■ OBJECTIVE ■
Without the pictures, return each record as it appears.

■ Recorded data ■
════════════════════
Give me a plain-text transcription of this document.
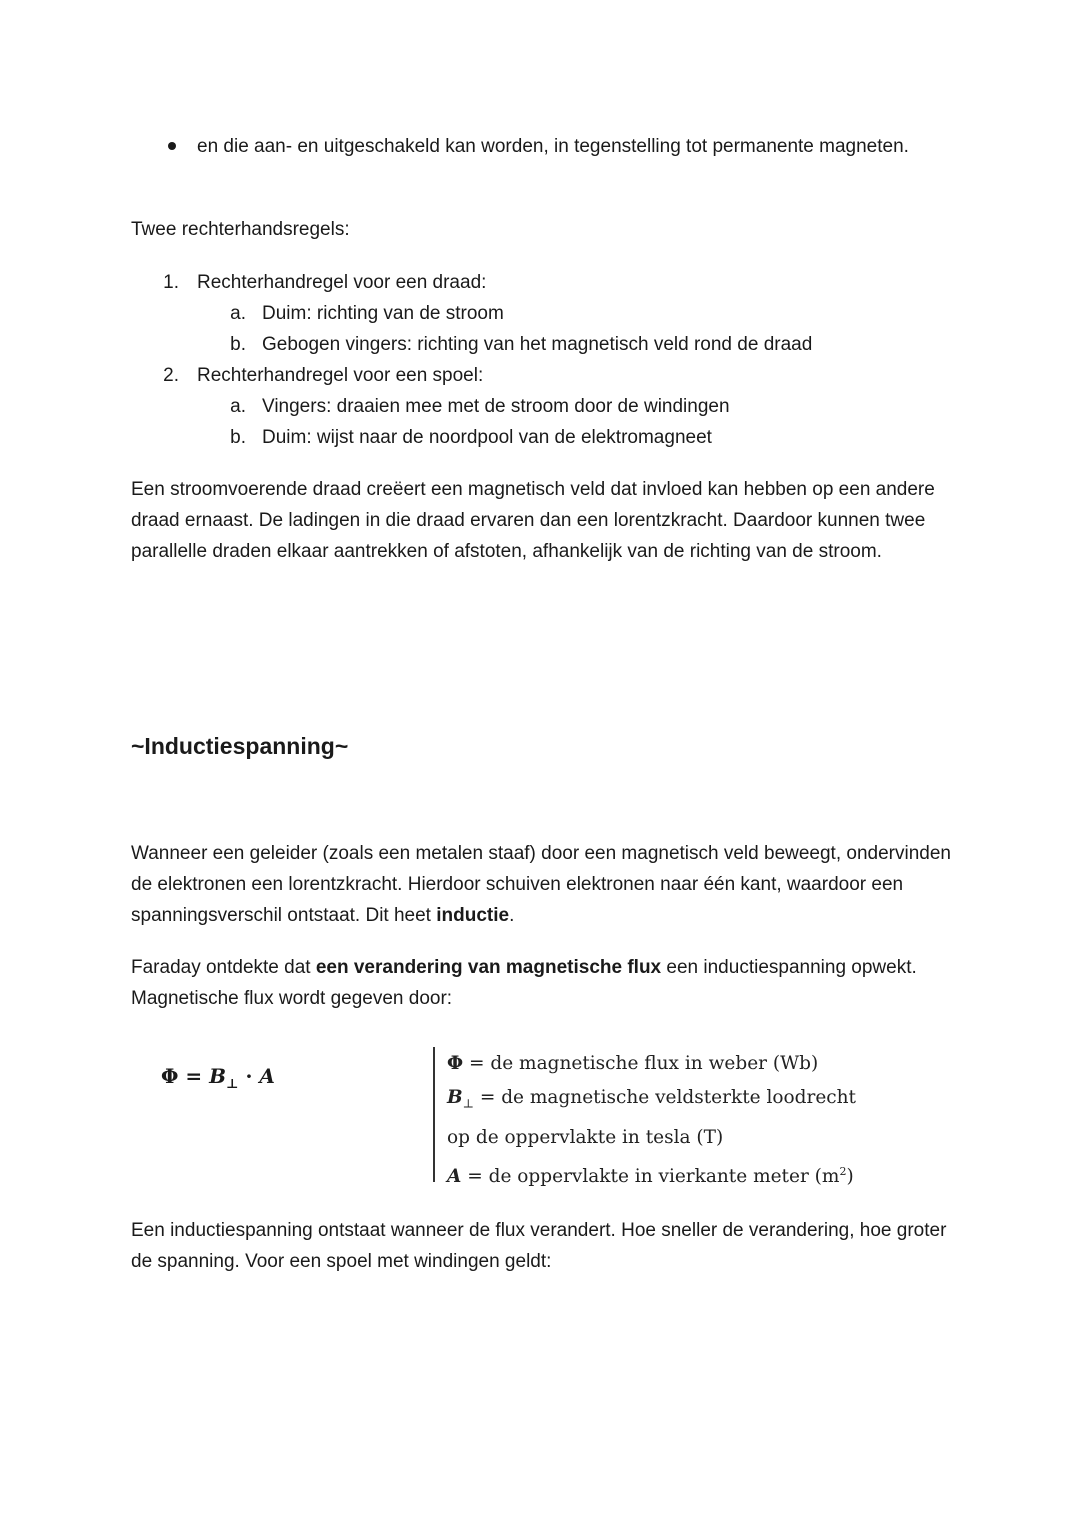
en die aan- en uitgeschakeld kan worden, in tegenstelling tot permanente magneten.
Twee rechterhandsregels:
1. Rechterhandregel voor een draad:
a. Duim: richting van de stroom
b. Gebogen vingers: richting van het magnetisch veld rond de draad
2. Rechterhandregel voor een spoel:
a. Vingers: draaien mee met de stroom door de windingen
b. Duim: wijst naar de noordpool van de elektromagneet

Een stroomvoerende draad creëert een magnetisch veld dat invloed kan hebben op een andere draad ernaast. De ladingen in die draad ervaren dan een lorentzkracht. Daardoor kunnen twee parallelle draden elkaar aantrekken of afstoten, afhankelijk van de richting van de stroom.

~Inductiespanning~

Wanneer een geleider (zoals een metalen staaf) door een magnetisch veld beweegt, ondervinden de elektronen een lorentzkracht. Hierdoor schuiven elektronen naar één kant, waardoor een spanningsverschil ontstaat. Dit heet inductie.

Faraday ontdekte dat een verandering van magnetische flux een inductiespanning opwekt. Magnetische flux wordt gegeven door:

$\Phi = B_\perp \cdot A$
Φ = de magnetische flux in weber (Wb)
$B_\perp$ = de magnetische veldsterkte loodrecht
op de oppervlakte in tesla (T)
A = de oppervlakte in vierkante meter $(m^2)$

Een inductiespanning ontstaat wanneer de flux verandert. Hoe sneller de verandering, hoe groter de spanning. Voor een spoel met windingen geldt:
════════════════════
■ THE ANSWER ■
Give me a plain-text transcription of this document.
en die aan- en uitgeschakeld kan worden, in tegenstelling tot permanente magneten.
Twee rechterhandsregels:
1. Rechterhandregel voor een draad:
a. Duim: richting van de stroom
b. Gebogen vingers: richting van het magnetisch veld rond de draad
2. Rechterhandregel voor een spoel:
a. Vingers: draaien mee met de stroom door de windingen
b. Duim: wijst naar de noordpool van de elektromagneet

Een stroomvoerende draad creëert een magnetisch veld dat invloed kan hebben op een andere draad ernaast. De ladingen in die draad ervaren dan een lorentzkracht. Daardoor kunnen twee parallelle draden elkaar aantrekken of afstoten, afhankelijk van de richting van de stroom.

~Inductiespanning~

Wanneer een geleider (zoals een metalen staaf) door een magnetisch veld beweegt, ondervinden de elektronen een lorentzkracht. Hierdoor schuiven elektronen naar één kant, waardoor een spanningsverschil ontstaat. Dit heet inductie.

Faraday ontdekte dat een verandering van magnetische flux een inductiespanning opwekt. Magnetische flux wordt gegeven door:

$\Phi = B_\perp \cdot A$
Φ = de magnetische flux in weber (Wb)
$B_\perp$ = de magnetische veldsterkte loodrecht
op de oppervlakte in tesla (T)
A = de oppervlakte in vierkante meter $(m^2)$

Een inductiespanning ontstaat wanneer de flux verandert. Hoe sneller de verandering, hoe groter de spanning. Voor een spoel met windingen geldt:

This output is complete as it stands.